Across the records below, how many lines include the string "into"? Respond with the number only.

:: Extracted entries ::

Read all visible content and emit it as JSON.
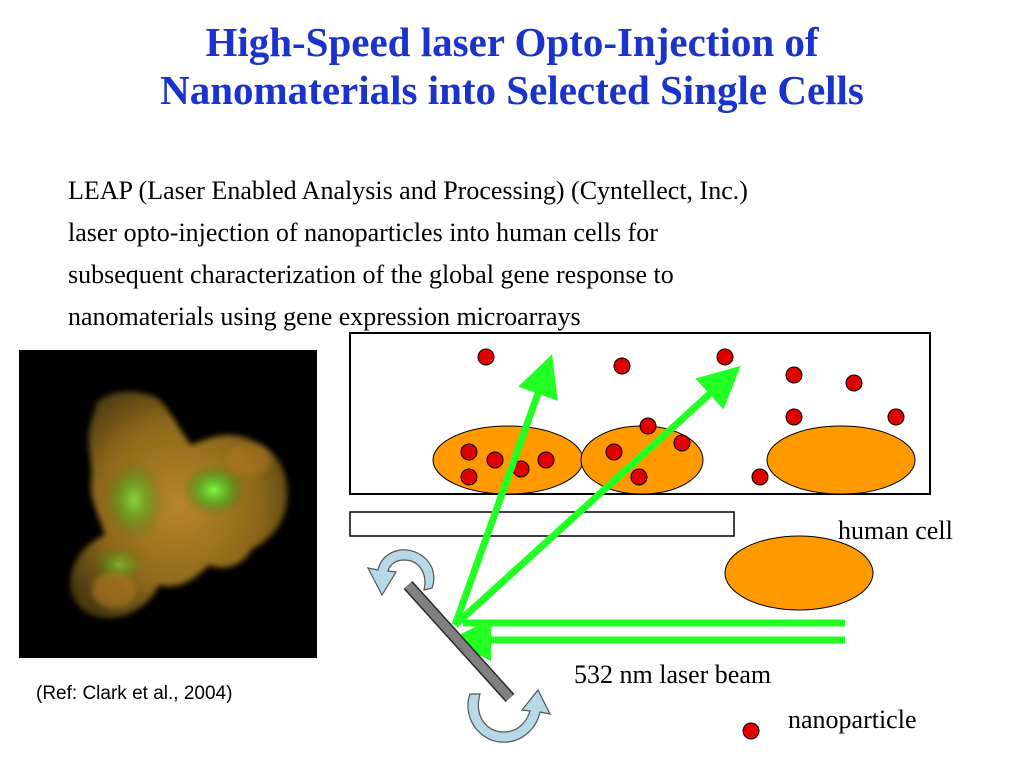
{
  "slide": {
    "title_line1": "High-Speed laser Opto-Injection of",
    "title_line2": "Nanomaterials into Selected Single Cells",
    "description_lines": [
      "LEAP (Laser Enabled Analysis and Processing) (Cyntellect, Inc.)",
      "laser opto-injection of nanoparticles into human cells for",
      "subsequent characterization of the global gene response to",
      "nanomaterials using gene expression microarrays"
    ],
    "reference": "(Ref:  Clark et al., 2004)"
  },
  "diagram": {
    "legend_human_cell": "human cell",
    "legend_laser": "532 nm laser beam",
    "legend_nanoparticle": "nanoparticle"
  },
  "colors": {
    "title": "#1a33cc",
    "cell_fill": "#ff9900",
    "nanoparticle": "#e00000",
    "laser": "#22ff22",
    "rotate_arrow": "#b7d8e6",
    "mirror": "#808080"
  }
}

:::

**Written answer:** 2